+++ GIVEN DATA

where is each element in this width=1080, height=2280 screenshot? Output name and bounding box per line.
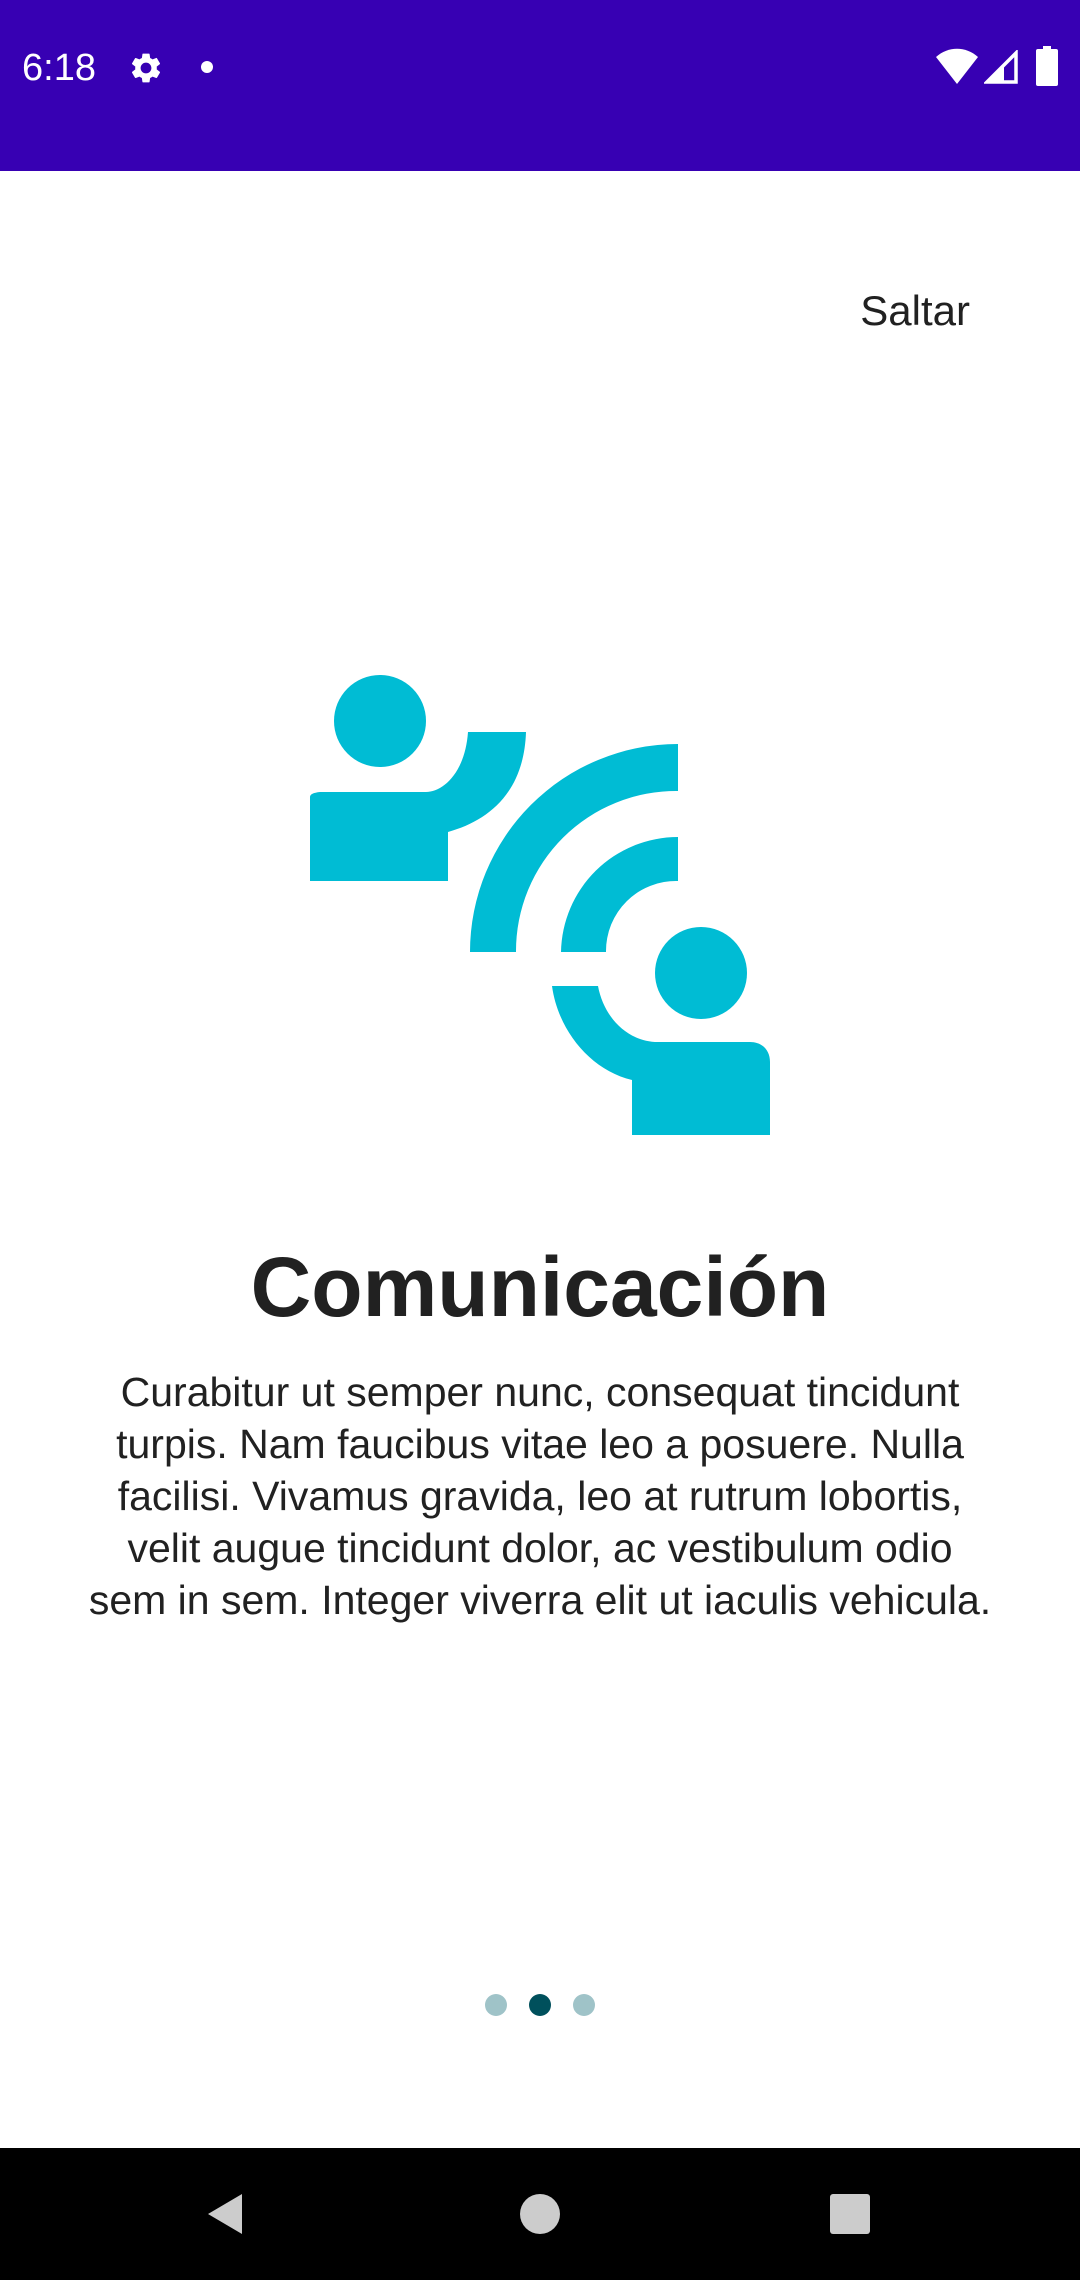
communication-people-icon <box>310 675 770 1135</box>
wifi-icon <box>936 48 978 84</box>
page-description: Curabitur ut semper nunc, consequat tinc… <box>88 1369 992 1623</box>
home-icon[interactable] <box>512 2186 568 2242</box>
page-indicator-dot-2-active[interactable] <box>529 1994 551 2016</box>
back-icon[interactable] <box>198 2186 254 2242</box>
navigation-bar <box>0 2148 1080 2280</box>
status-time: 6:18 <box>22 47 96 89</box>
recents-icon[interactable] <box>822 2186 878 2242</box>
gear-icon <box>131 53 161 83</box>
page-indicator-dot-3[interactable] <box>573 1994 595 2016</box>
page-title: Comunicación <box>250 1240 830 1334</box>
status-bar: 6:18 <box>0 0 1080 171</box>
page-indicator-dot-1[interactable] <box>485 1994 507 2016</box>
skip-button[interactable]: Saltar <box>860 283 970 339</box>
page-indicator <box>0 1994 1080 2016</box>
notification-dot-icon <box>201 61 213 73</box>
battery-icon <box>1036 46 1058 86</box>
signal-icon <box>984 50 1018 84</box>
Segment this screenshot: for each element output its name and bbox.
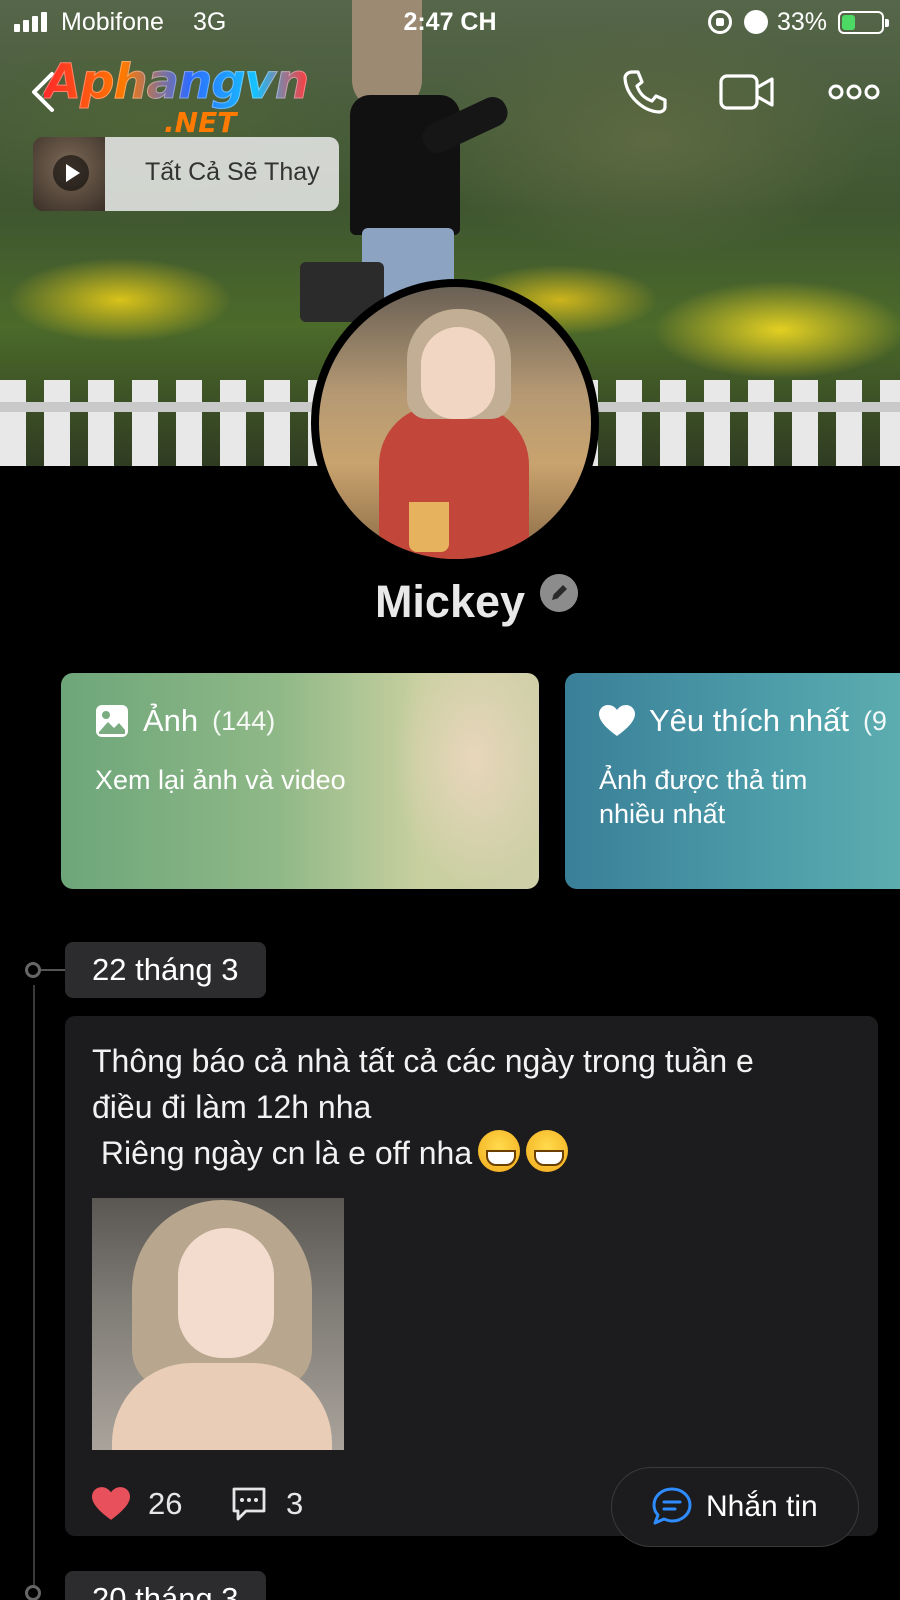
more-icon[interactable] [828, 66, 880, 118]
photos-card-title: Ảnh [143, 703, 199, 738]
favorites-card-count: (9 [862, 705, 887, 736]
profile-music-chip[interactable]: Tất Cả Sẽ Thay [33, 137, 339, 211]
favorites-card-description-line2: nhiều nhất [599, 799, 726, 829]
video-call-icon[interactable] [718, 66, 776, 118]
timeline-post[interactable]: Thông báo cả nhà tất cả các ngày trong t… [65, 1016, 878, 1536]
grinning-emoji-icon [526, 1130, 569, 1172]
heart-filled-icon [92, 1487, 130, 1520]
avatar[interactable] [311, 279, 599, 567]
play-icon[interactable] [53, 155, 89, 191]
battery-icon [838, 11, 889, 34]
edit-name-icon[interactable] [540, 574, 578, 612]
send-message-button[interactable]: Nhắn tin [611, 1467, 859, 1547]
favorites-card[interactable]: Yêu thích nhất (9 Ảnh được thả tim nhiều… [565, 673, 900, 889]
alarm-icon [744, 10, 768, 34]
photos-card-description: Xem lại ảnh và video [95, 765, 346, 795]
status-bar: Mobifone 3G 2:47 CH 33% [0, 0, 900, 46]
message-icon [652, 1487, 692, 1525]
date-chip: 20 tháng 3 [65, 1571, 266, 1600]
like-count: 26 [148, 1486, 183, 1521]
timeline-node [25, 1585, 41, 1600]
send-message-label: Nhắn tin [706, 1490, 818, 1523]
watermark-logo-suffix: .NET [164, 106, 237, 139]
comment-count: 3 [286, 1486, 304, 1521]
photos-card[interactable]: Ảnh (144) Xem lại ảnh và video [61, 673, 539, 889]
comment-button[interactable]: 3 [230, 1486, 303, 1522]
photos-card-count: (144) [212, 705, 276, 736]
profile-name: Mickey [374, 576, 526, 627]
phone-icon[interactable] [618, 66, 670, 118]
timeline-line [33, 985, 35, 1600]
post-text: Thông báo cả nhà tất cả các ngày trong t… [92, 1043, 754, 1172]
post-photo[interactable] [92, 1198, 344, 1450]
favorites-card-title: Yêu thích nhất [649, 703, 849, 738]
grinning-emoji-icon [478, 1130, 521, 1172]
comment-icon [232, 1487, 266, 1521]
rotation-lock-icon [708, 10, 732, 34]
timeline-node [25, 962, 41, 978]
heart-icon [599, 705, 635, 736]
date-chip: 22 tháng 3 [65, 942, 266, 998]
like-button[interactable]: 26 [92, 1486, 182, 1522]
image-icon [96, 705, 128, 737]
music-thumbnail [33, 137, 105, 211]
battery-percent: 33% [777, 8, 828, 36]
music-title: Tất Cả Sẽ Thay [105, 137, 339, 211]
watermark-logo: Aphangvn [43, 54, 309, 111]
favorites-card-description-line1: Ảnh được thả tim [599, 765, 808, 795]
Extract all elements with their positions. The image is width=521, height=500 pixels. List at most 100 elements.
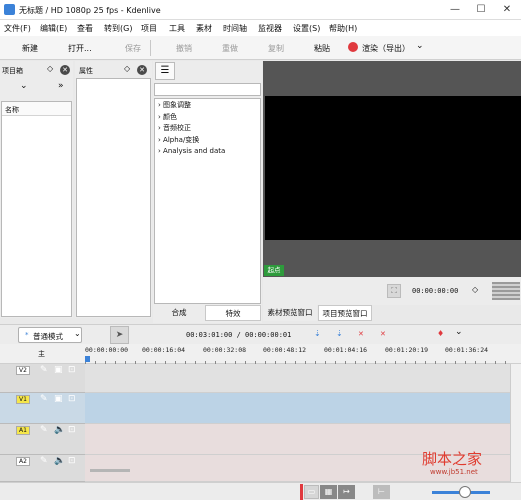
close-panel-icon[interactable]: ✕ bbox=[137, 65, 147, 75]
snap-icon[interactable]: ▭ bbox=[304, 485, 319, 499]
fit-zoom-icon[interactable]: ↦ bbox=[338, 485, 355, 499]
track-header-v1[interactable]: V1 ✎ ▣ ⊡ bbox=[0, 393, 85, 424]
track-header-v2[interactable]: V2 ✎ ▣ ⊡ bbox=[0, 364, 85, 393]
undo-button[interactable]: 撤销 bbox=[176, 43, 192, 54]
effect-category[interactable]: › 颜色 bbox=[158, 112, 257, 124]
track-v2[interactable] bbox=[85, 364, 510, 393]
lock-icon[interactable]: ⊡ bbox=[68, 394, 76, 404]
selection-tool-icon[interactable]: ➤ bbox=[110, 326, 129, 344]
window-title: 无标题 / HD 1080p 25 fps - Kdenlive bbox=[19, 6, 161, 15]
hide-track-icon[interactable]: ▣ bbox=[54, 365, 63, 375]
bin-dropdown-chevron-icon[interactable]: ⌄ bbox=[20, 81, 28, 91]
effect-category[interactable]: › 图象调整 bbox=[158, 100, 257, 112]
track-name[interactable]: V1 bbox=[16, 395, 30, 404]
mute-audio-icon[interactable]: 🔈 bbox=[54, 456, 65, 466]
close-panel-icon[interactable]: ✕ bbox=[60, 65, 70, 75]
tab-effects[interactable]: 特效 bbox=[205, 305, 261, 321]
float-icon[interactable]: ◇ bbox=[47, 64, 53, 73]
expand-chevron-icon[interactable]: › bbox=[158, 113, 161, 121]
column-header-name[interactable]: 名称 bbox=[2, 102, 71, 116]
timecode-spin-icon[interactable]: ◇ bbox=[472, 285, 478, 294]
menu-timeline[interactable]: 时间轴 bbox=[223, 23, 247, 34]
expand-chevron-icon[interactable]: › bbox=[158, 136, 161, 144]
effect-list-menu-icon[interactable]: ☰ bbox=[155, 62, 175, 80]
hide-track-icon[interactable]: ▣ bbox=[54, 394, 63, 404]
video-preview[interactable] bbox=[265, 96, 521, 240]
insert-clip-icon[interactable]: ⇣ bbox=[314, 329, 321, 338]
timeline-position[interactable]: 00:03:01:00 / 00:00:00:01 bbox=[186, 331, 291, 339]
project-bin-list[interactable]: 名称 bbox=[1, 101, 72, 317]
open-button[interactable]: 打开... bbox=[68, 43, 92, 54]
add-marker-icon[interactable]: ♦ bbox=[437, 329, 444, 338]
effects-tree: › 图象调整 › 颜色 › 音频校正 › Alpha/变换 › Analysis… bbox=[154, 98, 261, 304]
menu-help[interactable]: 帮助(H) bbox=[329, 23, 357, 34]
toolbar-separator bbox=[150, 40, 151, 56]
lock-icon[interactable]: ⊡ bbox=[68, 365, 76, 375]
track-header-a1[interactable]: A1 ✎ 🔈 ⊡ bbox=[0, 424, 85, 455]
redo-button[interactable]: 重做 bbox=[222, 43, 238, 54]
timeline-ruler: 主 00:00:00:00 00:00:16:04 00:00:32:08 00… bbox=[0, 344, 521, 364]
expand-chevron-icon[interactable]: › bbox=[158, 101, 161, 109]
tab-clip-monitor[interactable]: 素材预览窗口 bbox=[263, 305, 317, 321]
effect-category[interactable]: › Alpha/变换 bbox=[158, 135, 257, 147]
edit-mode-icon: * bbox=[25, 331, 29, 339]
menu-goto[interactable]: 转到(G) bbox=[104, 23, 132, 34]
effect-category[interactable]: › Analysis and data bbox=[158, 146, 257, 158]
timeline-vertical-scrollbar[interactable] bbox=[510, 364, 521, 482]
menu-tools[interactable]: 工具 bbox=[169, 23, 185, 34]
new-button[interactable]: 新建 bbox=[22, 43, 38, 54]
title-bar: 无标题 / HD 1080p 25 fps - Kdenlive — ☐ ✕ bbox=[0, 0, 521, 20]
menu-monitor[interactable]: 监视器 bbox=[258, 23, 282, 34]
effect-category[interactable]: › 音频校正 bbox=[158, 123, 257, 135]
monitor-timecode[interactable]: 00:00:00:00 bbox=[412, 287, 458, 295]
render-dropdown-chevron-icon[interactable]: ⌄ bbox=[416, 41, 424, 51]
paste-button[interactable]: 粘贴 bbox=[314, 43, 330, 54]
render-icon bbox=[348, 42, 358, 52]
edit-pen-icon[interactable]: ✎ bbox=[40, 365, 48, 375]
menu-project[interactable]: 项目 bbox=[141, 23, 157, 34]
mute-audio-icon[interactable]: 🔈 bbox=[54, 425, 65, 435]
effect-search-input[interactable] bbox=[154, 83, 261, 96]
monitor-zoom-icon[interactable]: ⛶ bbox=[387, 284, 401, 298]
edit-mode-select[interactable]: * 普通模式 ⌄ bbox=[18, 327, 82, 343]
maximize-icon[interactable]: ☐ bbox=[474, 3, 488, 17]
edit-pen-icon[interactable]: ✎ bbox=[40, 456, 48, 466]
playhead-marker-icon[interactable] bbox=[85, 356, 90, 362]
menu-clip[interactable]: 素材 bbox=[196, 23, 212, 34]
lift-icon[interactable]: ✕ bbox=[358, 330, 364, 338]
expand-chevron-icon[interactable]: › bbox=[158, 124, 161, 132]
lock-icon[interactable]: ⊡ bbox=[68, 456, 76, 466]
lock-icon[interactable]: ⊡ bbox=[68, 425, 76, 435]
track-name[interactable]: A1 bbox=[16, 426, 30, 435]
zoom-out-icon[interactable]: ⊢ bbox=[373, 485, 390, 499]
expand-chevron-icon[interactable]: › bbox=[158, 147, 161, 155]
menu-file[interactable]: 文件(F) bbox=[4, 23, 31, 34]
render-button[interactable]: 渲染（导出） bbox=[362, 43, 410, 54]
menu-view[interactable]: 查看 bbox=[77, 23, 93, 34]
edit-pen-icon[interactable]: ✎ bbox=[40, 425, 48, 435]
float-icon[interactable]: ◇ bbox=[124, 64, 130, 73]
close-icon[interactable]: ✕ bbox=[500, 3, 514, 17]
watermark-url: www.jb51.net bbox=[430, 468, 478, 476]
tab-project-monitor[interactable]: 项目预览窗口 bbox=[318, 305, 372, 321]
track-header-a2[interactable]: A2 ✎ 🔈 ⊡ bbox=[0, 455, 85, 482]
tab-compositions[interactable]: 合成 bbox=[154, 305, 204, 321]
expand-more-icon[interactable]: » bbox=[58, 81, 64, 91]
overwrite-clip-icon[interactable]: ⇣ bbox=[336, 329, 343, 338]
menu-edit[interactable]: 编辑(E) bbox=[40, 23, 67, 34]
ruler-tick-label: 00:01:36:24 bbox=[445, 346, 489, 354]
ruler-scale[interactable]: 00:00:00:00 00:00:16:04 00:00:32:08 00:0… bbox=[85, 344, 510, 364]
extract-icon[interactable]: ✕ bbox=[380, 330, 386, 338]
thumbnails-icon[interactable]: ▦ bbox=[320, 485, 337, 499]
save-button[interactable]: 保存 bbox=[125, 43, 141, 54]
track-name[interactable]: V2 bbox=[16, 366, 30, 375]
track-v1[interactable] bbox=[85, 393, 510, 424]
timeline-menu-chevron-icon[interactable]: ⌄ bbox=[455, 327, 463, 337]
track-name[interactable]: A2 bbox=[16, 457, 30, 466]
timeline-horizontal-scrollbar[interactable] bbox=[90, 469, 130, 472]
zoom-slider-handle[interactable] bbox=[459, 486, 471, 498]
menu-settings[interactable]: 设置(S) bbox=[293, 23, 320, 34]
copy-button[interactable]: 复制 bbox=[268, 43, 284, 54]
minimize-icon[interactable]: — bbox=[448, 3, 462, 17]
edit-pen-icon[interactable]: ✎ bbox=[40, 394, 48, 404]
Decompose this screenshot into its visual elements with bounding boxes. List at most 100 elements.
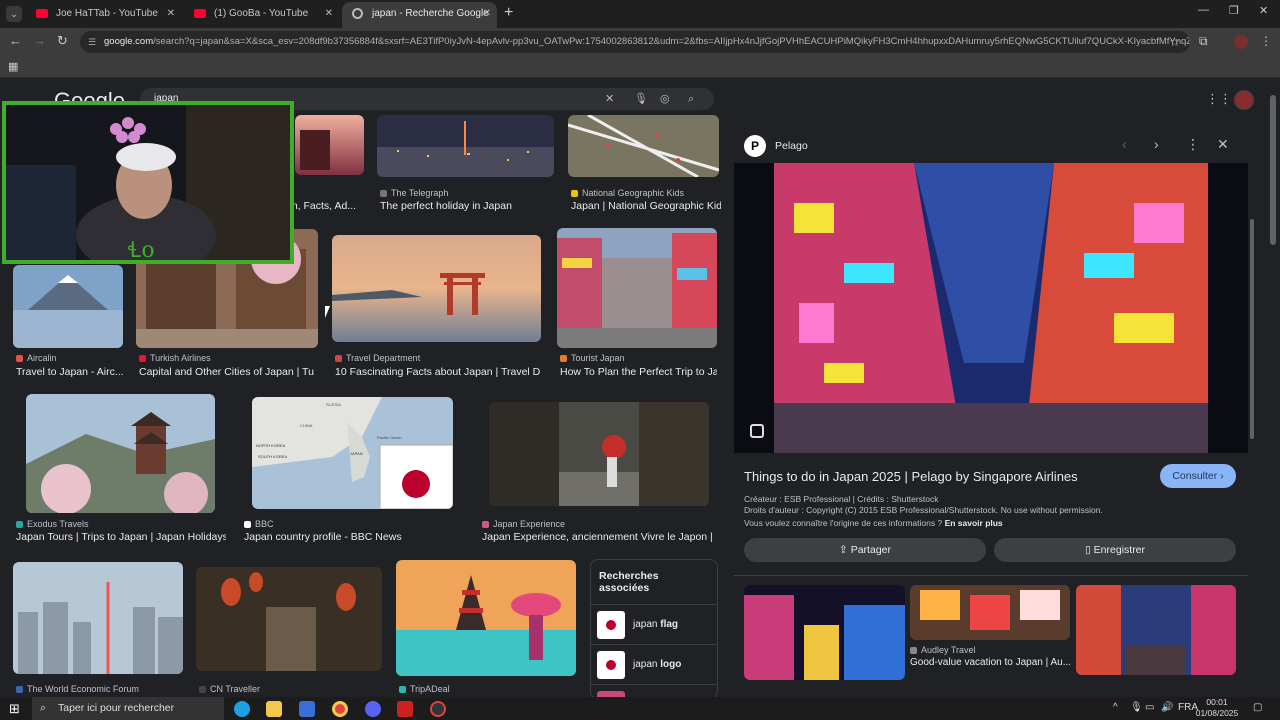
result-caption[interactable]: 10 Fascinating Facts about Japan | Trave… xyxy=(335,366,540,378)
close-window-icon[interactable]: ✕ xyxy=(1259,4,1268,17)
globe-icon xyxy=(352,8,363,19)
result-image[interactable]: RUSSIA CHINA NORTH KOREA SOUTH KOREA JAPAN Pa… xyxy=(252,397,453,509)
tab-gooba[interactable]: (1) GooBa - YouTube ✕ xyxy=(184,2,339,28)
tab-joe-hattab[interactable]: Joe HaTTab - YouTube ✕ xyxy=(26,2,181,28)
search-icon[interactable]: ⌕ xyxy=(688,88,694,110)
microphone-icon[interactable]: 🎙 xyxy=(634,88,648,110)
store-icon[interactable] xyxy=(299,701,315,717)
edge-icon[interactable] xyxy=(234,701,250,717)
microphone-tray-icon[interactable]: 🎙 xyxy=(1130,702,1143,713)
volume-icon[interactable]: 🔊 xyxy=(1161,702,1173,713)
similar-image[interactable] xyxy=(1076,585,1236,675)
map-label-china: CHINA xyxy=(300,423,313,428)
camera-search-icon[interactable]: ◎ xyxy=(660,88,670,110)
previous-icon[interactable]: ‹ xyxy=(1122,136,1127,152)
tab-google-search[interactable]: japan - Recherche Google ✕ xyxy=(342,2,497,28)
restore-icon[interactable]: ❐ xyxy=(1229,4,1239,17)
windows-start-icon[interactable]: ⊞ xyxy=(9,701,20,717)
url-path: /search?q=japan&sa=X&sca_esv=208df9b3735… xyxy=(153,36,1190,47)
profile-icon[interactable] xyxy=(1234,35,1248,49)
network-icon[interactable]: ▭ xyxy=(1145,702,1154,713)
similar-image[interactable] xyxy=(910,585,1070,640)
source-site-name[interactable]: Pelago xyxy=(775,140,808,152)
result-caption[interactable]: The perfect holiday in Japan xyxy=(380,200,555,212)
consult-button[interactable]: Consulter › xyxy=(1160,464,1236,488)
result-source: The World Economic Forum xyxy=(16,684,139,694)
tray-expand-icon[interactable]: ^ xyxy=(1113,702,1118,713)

++++++

▸ **YOUR GOAL**
Reproduce the lines of the records between the line holding "close-panel-icon[interactable]: ✕ bbox=[137, 65, 147, 75]" and the line holding "float-icon[interactable]: ◇ bbox=[47, 64, 53, 73]", inclusive, substituting "track-label" for each occurrence of "track-header" and leaving everything else unchanged.

▸ **EXERCISE RESPONSE**
close-panel-icon[interactable]: ✕ bbox=[137, 65, 147, 75]
snap-icon[interactable]: ▭ bbox=[304, 485, 319, 499]
fit-zoom-icon[interactable]: ↦ bbox=[338, 485, 355, 499]
track-label-v1[interactable]: V1 ✎ ▣ ⊡ bbox=[0, 393, 85, 424]
track-label-v2[interactable]: V2 ✎ ▣ ⊡ bbox=[0, 364, 85, 393]
undo-button[interactable]: 撤销 bbox=[176, 43, 192, 54]
effect-category[interactable]: › 颜色 bbox=[158, 112, 257, 124]
track-v2[interactable] bbox=[85, 364, 510, 393]
lock-icon[interactable]: ⊡ bbox=[68, 394, 76, 404]
selection-tool-icon[interactable]: ➤ bbox=[110, 326, 129, 344]
window-title: 无标题 / HD 1080p 25 fps - Kdenlive bbox=[19, 6, 161, 15]
hide-track-icon[interactable]: ▣ bbox=[54, 365, 63, 375]
bin-dropdown-chevron-icon[interactable]: ⌄ bbox=[20, 81, 28, 91]
effect-category[interactable]: › 图象调整 bbox=[158, 100, 257, 112]
track-name[interactable]: V1 bbox=[16, 395, 30, 404]
mute-audio-icon[interactable]: 🔈 bbox=[54, 456, 65, 466]
close-panel-icon[interactable]: ✕ bbox=[60, 65, 70, 75]
tab-effects[interactable]: 特效 bbox=[205, 305, 261, 321]
float-icon[interactable]: ◇ bbox=[47, 64, 53, 73]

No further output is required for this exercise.